— begin DATASET —

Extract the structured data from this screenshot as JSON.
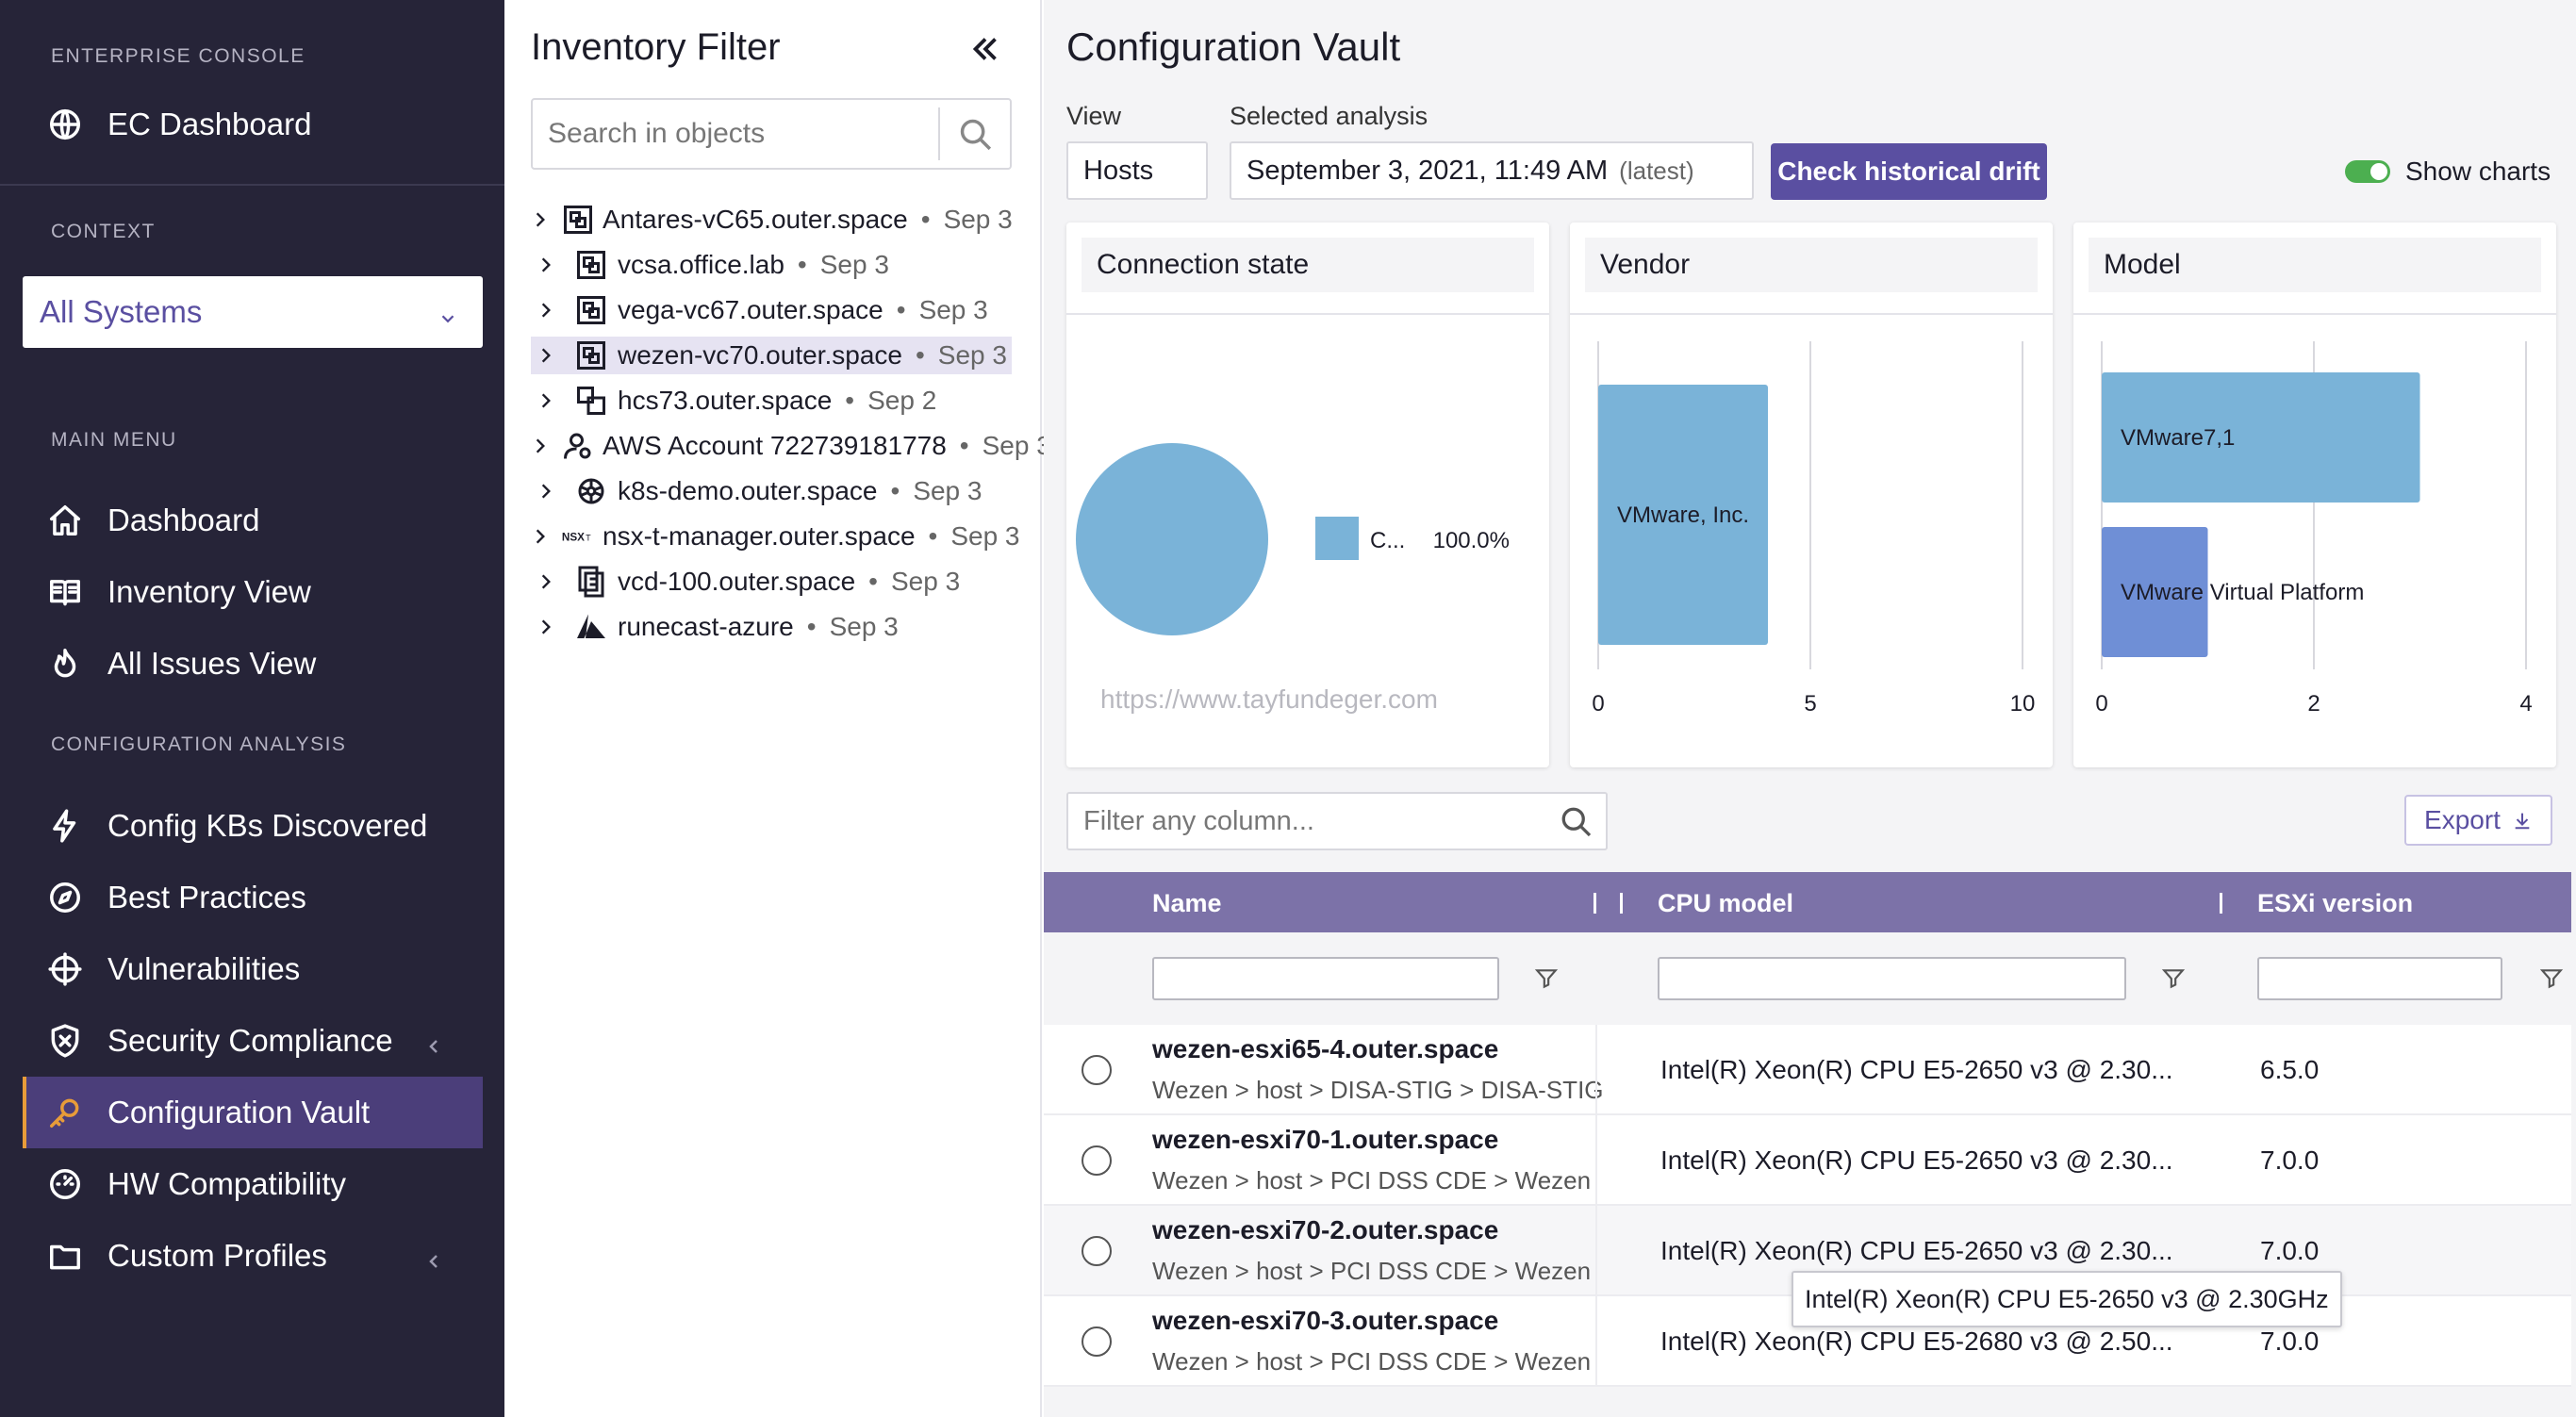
{
  "sidebar": {
    "sections": {
      "console": "ENTERPRISE CONSOLE",
      "context": "CONTEXT",
      "main_menu": "MAIN MENU",
      "config_analysis": "CONFIGURATION ANALYSIS"
    },
    "ec_dashboard": "EC Dashboard",
    "context_value": "All Systems",
    "main_items": [
      "Dashboard",
      "Inventory View",
      "All Issues View"
    ],
    "config_items": [
      "Config KBs Discovered",
      "Best Practices",
      "Vulnerabilities",
      "Security Compliance",
      "Configuration Vault",
      "HW Compatibility",
      "Custom Profiles"
    ],
    "active_item": "Configuration Vault"
  },
  "filter": {
    "title": "Inventory Filter",
    "search_placeholder": "Search in objects",
    "tree": [
      {
        "name": "Antares-vC65.outer.space",
        "date": "Sep 3",
        "icon": "vcenter-icon"
      },
      {
        "name": "vcsa.office.lab",
        "date": "Sep 3",
        "icon": "vcenter-icon"
      },
      {
        "name": "vega-vc67.outer.space",
        "date": "Sep 3",
        "icon": "vcenter-icon"
      },
      {
        "name": "wezen-vc70.outer.space",
        "date": "Sep 3",
        "icon": "vcenter-icon",
        "selected": true
      },
      {
        "name": "hcs73.outer.space",
        "date": "Sep 2",
        "icon": "horizon-icon"
      },
      {
        "name": "AWS Account 722739181778",
        "date": "Sep 3",
        "icon": "aws-account-icon"
      },
      {
        "name": "k8s-demo.outer.space",
        "date": "Sep 3",
        "icon": "kubernetes-icon"
      },
      {
        "name": "nsx-t-manager.outer.space",
        "date": "Sep 3",
        "icon": "nsxt-icon"
      },
      {
        "name": "vcd-100.outer.space",
        "date": "Sep 3",
        "icon": "vcd-icon"
      },
      {
        "name": "runecast-azure",
        "date": "Sep 3",
        "icon": "azure-icon"
      }
    ]
  },
  "main": {
    "title": "Configuration Vault",
    "view_label": "View",
    "view_value": "Hosts",
    "analysis_label": "Selected analysis",
    "analysis_value": "September 3, 2021, 11:49 AM",
    "analysis_tag": "(latest)",
    "drift_button": "Check historical drift",
    "show_charts_label": "Show charts",
    "show_charts_on": true,
    "filter_placeholder": "Filter any column...",
    "export_label": "Export",
    "watermark": "https://www.tayfundeger.com"
  },
  "chart_data": [
    {
      "type": "pie",
      "title": "Connection state",
      "slices": [
        {
          "label": "C...",
          "value": 100.0,
          "percent_label": "100.0%",
          "color": "#7ab3d8"
        }
      ]
    },
    {
      "type": "bar",
      "orientation": "horizontal",
      "title": "Vendor",
      "categories": [
        "VMware, Inc."
      ],
      "values": [
        4
      ],
      "xlim": [
        0,
        10
      ],
      "ticks": [
        0,
        5,
        10
      ],
      "colors": [
        "#7ab3d8"
      ]
    },
    {
      "type": "bar",
      "orientation": "horizontal",
      "title": "Model",
      "categories": [
        "VMware7,1",
        "VMware Virtual Platform"
      ],
      "values": [
        3,
        1
      ],
      "xlim": [
        0,
        4
      ],
      "ticks": [
        0,
        2,
        4
      ],
      "colors": [
        "#7ab3d8",
        "#6f8fd6"
      ]
    }
  ],
  "table": {
    "columns": [
      "Name",
      "CPU model",
      "ESXi version"
    ],
    "rows": [
      {
        "name": "wezen-esxi65-4.outer.space",
        "path": "Wezen > host > DISA-STIG > DISA-STIG",
        "cpu": "Intel(R) Xeon(R) CPU E5-2650 v3 @ 2.30...",
        "esxi": "6.5.0"
      },
      {
        "name": "wezen-esxi70-1.outer.space",
        "path": "Wezen > host > PCI DSS CDE > Wezen",
        "cpu": "Intel(R) Xeon(R) CPU E5-2650 v3 @ 2.30...",
        "esxi": "7.0.0"
      },
      {
        "name": "wezen-esxi70-2.outer.space",
        "path": "Wezen > host > PCI DSS CDE > Wezen",
        "cpu": "Intel(R) Xeon(R) CPU E5-2650 v3 @ 2.30...",
        "esxi": "7.0.0"
      },
      {
        "name": "wezen-esxi70-3.outer.space",
        "path": "Wezen > host > PCI DSS CDE > Wezen",
        "cpu": "Intel(R) Xeon(R) CPU E5-2680 v3 @ 2.50...",
        "esxi": "7.0.0"
      }
    ],
    "tooltip": "Intel(R) Xeon(R) CPU E5-2650 v3 @ 2.30GHz"
  }
}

— end DATASET —

WRITTEN EXERCISE | Without the pictures, write out every entry precisely as it appears.

EXERCISE RESULT |
Extract the structured data from this screenshot as JSON.
{
  "sidebar": {
    "sections": {
      "console": "ENTERPRISE CONSOLE",
      "context": "CONTEXT",
      "main_menu": "MAIN MENU",
      "config_analysis": "CONFIGURATION ANALYSIS"
    },
    "ec_dashboard": "EC Dashboard",
    "context_value": "All Systems",
    "main_items": [
      "Dashboard",
      "Inventory View",
      "All Issues View"
    ],
    "config_items": [
      "Config KBs Discovered",
      "Best Practices",
      "Vulnerabilities",
      "Security Compliance",
      "Configuration Vault",
      "HW Compatibility",
      "Custom Profiles"
    ],
    "active_item": "Configuration Vault"
  },
  "filter": {
    "title": "Inventory Filter",
    "search_placeholder": "Search in objects",
    "tree": [
      {
        "name": "Antares-vC65.outer.space",
        "date": "Sep 3",
        "icon": "vcenter-icon"
      },
      {
        "name": "vcsa.office.lab",
        "date": "Sep 3",
        "icon": "vcenter-icon"
      },
      {
        "name": "vega-vc67.outer.space",
        "date": "Sep 3",
        "icon": "vcenter-icon"
      },
      {
        "name": "wezen-vc70.outer.space",
        "date": "Sep 3",
        "icon": "vcenter-icon",
        "selected": true
      },
      {
        "name": "hcs73.outer.space",
        "date": "Sep 2",
        "icon": "horizon-icon"
      },
      {
        "name": "AWS Account 722739181778",
        "date": "Sep 3",
        "icon": "aws-account-icon"
      },
      {
        "name": "k8s-demo.outer.space",
        "date": "Sep 3",
        "icon": "kubernetes-icon"
      },
      {
        "name": "nsx-t-manager.outer.space",
        "date": "Sep 3",
        "icon": "nsxt-icon"
      },
      {
        "name": "vcd-100.outer.space",
        "date": "Sep 3",
        "icon": "vcd-icon"
      },
      {
        "name": "runecast-azure",
        "date": "Sep 3",
        "icon": "azure-icon"
      }
    ]
  },
  "main": {
    "title": "Configuration Vault",
    "view_label": "View",
    "view_value": "Hosts",
    "analysis_label": "Selected analysis",
    "analysis_value": "September 3, 2021, 11:49 AM",
    "analysis_tag": "(latest)",
    "drift_button": "Check historical drift",
    "show_charts_label": "Show charts",
    "show_charts_on": true,
    "filter_placeholder": "Filter any column...",
    "export_label": "Export",
    "watermark": "https://www.tayfundeger.com"
  },
  "chart_data": [
    {
      "type": "pie",
      "title": "Connection state",
      "slices": [
        {
          "label": "C...",
          "value": 100.0,
          "percent_label": "100.0%",
          "color": "#7ab3d8"
        }
      ]
    },
    {
      "type": "bar",
      "orientation": "horizontal",
      "title": "Vendor",
      "categories": [
        "VMware, Inc."
      ],
      "values": [
        4
      ],
      "xlim": [
        0,
        10
      ],
      "ticks": [
        0,
        5,
        10
      ],
      "colors": [
        "#7ab3d8"
      ]
    },
    {
      "type": "bar",
      "orientation": "horizontal",
      "title": "Model",
      "categories": [
        "VMware7,1",
        "VMware Virtual Platform"
      ],
      "values": [
        3,
        1
      ],
      "xlim": [
        0,
        4
      ],
      "ticks": [
        0,
        2,
        4
      ],
      "colors": [
        "#7ab3d8",
        "#6f8fd6"
      ]
    }
  ],
  "table": {
    "columns": [
      "Name",
      "CPU model",
      "ESXi version"
    ],
    "rows": [
      {
        "name": "wezen-esxi65-4.outer.space",
        "path": "Wezen > host > DISA-STIG > DISA-STIG",
        "cpu": "Intel(R) Xeon(R) CPU E5-2650 v3 @ 2.30...",
        "esxi": "6.5.0"
      },
      {
        "name": "wezen-esxi70-1.outer.space",
        "path": "Wezen > host > PCI DSS CDE > Wezen",
        "cpu": "Intel(R) Xeon(R) CPU E5-2650 v3 @ 2.30...",
        "esxi": "7.0.0"
      },
      {
        "name": "wezen-esxi70-2.outer.space",
        "path": "Wezen > host > PCI DSS CDE > Wezen",
        "cpu": "Intel(R) Xeon(R) CPU E5-2650 v3 @ 2.30...",
        "esxi": "7.0.0"
      },
      {
        "name": "wezen-esxi70-3.outer.space",
        "path": "Wezen > host > PCI DSS CDE > Wezen",
        "cpu": "Intel(R) Xeon(R) CPU E5-2680 v3 @ 2.50...",
        "esxi": "7.0.0"
      }
    ],
    "tooltip": "Intel(R) Xeon(R) CPU E5-2650 v3 @ 2.30GHz"
  }
}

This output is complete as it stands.